§ **TASK DESCRIPTION**
Only a number is expected: how many lines in the data below contain the word "this".

────────────────────────────────────────

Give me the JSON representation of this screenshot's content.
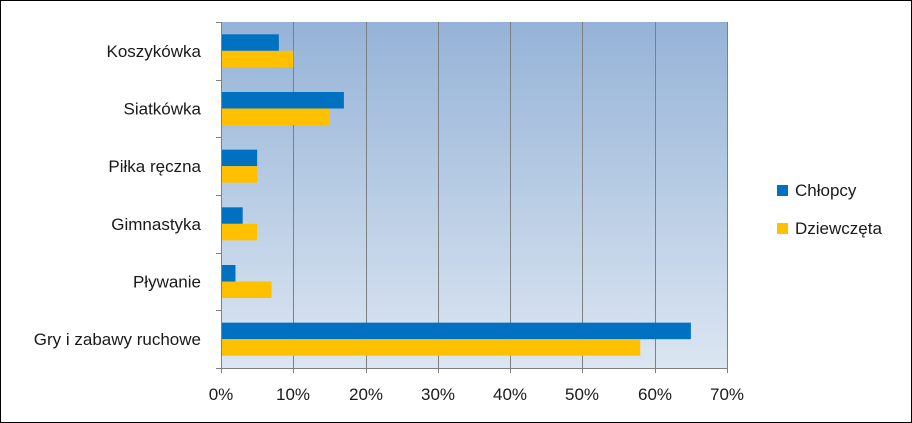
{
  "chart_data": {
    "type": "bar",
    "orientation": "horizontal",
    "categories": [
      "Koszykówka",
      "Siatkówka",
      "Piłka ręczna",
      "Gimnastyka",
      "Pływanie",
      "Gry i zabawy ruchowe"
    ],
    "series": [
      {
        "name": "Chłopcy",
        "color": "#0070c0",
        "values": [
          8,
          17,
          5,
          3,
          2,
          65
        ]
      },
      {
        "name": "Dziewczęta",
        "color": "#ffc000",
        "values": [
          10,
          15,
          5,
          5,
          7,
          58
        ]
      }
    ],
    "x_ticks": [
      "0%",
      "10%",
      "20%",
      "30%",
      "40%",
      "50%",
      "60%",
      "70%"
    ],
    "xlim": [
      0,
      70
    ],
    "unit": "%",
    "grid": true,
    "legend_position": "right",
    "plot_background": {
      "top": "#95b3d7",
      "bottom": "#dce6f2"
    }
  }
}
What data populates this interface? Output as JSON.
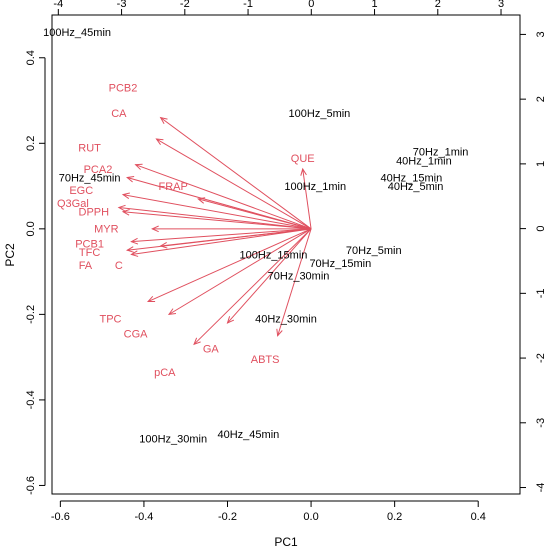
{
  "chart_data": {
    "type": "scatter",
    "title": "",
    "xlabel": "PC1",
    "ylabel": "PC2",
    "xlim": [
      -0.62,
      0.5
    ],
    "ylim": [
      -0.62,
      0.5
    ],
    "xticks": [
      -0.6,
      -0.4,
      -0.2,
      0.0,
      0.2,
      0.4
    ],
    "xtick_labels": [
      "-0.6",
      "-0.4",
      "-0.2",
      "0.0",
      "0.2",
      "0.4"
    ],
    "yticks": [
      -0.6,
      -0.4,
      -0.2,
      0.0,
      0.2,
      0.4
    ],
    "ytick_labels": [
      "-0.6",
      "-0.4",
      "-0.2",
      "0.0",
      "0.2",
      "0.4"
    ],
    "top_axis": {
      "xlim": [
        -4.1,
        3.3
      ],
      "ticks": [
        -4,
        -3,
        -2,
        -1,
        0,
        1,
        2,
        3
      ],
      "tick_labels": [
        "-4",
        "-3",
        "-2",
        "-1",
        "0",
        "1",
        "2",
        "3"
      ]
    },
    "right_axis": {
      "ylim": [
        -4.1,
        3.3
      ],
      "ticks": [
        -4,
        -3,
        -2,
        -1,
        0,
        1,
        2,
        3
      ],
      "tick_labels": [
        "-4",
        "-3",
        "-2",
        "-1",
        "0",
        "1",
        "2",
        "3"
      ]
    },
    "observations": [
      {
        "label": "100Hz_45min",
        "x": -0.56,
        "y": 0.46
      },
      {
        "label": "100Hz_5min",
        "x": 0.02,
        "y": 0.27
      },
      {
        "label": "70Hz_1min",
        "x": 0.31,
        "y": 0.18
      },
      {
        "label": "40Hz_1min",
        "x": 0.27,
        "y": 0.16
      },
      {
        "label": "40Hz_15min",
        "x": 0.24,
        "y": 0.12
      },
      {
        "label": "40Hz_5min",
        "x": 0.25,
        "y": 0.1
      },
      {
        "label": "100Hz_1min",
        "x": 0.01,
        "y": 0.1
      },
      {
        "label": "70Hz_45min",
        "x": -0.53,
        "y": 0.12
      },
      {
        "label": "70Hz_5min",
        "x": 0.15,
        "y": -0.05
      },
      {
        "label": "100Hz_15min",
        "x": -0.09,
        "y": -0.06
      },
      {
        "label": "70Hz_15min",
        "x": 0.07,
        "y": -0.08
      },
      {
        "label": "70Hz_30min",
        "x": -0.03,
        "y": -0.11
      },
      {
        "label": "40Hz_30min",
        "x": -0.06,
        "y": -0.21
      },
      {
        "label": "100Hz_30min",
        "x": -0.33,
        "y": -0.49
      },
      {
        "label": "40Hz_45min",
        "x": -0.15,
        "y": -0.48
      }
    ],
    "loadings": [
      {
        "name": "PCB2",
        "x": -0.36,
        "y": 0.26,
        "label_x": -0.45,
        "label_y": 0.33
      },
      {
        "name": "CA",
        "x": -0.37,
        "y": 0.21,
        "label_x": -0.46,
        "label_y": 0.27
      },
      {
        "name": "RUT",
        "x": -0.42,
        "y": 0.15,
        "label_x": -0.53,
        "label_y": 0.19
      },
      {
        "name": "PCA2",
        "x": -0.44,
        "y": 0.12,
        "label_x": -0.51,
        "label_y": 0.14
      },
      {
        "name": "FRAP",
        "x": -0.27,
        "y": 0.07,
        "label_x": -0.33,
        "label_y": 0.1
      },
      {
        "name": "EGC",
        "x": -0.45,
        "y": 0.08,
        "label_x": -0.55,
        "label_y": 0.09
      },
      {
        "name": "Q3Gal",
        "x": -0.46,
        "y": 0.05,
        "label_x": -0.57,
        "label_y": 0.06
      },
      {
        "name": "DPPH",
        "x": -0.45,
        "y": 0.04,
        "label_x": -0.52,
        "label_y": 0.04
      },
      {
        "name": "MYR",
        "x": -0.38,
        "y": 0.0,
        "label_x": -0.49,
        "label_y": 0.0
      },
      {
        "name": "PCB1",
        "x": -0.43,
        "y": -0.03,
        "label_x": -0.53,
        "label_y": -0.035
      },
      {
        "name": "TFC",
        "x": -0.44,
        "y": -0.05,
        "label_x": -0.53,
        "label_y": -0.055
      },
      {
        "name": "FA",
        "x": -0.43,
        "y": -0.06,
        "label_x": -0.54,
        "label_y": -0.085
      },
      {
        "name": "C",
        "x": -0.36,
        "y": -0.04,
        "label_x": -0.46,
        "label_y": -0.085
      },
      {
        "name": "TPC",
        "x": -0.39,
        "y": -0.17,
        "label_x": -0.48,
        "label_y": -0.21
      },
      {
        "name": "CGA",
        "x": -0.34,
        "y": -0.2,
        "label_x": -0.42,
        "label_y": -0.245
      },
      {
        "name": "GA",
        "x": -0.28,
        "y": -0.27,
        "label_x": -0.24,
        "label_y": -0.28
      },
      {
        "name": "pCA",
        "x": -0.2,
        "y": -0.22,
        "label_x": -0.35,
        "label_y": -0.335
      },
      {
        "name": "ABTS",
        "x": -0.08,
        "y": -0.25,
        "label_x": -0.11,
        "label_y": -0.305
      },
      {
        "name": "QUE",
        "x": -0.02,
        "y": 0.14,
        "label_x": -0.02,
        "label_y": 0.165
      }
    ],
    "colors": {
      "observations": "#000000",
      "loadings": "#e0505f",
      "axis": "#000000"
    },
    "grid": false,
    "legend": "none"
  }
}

────────────────────────────────────────

§ **FINISHED EXERCISE**
2